▶ **TASK OBJECTIVE**: Seek out every line containing the word "MyAlgo", and copy each.

━━━━━━━━━━

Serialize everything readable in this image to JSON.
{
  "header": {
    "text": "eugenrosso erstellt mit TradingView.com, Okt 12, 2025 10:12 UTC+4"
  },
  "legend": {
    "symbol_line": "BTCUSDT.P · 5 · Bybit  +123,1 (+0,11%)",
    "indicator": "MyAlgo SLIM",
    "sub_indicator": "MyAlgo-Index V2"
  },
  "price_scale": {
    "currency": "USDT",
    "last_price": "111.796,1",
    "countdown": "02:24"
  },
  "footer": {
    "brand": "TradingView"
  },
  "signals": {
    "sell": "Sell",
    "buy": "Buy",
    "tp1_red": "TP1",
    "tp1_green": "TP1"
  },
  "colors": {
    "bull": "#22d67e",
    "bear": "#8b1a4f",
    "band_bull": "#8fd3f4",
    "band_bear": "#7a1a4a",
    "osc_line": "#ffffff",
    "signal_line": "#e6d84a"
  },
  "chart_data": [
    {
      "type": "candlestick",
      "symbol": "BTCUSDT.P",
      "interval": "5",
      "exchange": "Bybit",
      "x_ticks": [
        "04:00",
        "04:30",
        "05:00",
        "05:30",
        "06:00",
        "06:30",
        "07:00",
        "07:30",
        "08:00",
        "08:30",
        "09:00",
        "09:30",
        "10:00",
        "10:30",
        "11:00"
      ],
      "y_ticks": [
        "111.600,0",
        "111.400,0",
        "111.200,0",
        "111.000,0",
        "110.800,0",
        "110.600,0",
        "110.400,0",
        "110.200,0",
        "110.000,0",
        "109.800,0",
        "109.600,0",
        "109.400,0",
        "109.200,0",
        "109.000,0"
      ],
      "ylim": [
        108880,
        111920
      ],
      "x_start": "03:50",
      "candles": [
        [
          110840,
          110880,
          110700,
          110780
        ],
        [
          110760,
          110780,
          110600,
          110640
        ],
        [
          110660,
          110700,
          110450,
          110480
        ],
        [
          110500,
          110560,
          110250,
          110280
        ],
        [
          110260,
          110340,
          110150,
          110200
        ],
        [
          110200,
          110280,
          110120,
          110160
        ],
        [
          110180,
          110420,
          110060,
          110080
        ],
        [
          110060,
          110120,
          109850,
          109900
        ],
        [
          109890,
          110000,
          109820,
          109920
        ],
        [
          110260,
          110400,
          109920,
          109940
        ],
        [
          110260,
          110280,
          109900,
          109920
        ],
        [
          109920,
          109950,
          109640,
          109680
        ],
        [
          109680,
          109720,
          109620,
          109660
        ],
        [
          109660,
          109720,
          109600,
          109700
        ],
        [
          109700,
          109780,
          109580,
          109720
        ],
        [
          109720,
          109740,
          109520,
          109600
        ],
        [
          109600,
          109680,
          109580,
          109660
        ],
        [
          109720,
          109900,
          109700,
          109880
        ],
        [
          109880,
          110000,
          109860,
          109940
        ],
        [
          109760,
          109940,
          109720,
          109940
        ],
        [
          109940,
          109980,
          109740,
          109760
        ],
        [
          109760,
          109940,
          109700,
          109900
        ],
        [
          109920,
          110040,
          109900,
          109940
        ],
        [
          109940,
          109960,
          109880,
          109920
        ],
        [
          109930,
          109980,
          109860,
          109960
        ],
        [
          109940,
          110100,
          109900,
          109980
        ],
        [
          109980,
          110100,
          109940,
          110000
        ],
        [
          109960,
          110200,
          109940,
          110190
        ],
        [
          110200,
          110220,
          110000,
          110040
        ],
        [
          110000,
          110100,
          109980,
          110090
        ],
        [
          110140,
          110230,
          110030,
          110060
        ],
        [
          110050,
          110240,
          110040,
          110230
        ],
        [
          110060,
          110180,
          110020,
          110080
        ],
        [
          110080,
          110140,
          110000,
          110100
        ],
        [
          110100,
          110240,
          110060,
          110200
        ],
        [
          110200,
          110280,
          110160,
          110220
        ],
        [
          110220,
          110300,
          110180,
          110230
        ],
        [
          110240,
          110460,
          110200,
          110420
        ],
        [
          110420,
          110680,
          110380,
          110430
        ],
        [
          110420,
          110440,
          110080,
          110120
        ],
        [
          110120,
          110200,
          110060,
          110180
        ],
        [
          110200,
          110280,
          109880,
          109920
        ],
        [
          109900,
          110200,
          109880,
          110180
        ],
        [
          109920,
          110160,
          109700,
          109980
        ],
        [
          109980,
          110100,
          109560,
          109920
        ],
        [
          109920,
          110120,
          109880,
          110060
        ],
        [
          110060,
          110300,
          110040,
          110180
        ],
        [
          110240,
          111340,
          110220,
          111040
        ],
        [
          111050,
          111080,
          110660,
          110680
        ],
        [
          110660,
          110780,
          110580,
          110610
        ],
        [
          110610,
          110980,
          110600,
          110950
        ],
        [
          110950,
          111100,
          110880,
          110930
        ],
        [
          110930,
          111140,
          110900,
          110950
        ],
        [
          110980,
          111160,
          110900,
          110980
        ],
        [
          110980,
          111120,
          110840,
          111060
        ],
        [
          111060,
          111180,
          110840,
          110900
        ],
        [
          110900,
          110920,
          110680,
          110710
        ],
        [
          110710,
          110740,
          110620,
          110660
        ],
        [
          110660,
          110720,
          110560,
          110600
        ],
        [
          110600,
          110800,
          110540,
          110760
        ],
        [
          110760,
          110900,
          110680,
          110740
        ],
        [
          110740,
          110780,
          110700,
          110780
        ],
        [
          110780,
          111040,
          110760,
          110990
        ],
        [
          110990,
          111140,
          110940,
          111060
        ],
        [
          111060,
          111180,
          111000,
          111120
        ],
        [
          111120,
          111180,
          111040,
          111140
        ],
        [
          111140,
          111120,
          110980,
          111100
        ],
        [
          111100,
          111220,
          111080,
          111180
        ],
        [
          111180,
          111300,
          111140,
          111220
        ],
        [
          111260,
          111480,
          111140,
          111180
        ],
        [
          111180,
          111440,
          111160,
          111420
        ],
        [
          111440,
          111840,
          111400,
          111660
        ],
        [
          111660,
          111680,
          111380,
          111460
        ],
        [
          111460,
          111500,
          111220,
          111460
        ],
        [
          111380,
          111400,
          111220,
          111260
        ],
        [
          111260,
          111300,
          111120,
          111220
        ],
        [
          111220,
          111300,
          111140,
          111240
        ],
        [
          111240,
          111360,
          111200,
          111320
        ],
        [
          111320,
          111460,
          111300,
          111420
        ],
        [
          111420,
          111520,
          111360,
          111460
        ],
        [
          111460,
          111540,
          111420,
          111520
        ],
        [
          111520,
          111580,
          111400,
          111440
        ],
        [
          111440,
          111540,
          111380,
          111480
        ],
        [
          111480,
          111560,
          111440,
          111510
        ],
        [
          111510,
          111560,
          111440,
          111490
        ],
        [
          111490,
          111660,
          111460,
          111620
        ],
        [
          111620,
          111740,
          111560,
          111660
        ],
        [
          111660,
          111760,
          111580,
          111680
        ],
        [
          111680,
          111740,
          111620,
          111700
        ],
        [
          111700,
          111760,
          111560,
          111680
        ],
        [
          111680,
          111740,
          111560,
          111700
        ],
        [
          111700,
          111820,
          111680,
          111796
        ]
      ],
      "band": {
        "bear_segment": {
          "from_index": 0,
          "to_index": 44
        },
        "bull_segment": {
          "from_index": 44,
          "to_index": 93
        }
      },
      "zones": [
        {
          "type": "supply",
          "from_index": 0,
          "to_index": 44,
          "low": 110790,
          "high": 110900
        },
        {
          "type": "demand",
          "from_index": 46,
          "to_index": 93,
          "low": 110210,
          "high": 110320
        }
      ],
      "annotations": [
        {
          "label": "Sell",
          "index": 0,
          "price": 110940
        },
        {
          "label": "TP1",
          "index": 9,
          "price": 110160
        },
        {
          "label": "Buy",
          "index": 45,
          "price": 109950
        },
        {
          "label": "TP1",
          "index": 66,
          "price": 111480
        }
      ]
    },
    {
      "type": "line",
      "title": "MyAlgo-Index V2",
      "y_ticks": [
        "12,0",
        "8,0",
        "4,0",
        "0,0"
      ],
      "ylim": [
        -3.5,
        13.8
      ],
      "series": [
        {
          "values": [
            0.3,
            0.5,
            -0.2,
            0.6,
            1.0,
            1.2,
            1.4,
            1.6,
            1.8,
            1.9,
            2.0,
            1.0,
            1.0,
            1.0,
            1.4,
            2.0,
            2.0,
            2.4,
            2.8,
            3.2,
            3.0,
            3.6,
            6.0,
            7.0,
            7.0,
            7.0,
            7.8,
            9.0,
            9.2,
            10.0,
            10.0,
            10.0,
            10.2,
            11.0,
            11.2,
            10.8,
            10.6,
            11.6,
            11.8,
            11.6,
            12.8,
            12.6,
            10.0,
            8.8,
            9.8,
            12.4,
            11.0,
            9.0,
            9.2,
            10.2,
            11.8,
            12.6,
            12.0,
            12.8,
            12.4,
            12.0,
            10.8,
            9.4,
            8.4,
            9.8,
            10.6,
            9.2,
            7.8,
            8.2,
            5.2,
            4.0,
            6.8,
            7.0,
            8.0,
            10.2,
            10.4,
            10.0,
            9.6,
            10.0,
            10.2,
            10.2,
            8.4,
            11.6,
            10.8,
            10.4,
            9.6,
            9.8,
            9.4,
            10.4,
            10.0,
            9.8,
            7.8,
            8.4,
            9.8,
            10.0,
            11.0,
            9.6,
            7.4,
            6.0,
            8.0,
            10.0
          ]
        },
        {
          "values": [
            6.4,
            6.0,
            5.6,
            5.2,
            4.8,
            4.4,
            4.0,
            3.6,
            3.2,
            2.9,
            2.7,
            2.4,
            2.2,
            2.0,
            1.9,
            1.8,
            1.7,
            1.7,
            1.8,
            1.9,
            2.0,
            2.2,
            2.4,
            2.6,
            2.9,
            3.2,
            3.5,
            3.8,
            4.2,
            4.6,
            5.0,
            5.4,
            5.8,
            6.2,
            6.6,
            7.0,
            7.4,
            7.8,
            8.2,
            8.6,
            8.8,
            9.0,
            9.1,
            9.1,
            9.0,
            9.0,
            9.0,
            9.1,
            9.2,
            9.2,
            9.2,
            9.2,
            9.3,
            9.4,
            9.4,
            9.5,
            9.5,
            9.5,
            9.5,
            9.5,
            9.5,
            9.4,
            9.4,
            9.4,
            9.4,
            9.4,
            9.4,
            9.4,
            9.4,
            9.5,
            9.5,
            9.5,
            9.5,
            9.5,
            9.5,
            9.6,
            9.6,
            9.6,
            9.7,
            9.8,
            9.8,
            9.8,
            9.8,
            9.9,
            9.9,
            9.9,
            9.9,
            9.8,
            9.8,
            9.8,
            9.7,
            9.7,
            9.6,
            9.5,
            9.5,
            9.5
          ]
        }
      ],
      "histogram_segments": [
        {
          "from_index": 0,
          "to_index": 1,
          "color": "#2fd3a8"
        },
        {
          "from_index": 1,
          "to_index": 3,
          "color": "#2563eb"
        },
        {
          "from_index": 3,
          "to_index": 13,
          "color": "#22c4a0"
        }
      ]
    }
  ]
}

━━━━━━━━━━

▶ **SOLUTION FOR THIS TASK**:
    "indicator": "MyAlgo SLIM",
    "sub_indicator": "MyAlgo-Index V2"
      "title": "MyAlgo-Index V2",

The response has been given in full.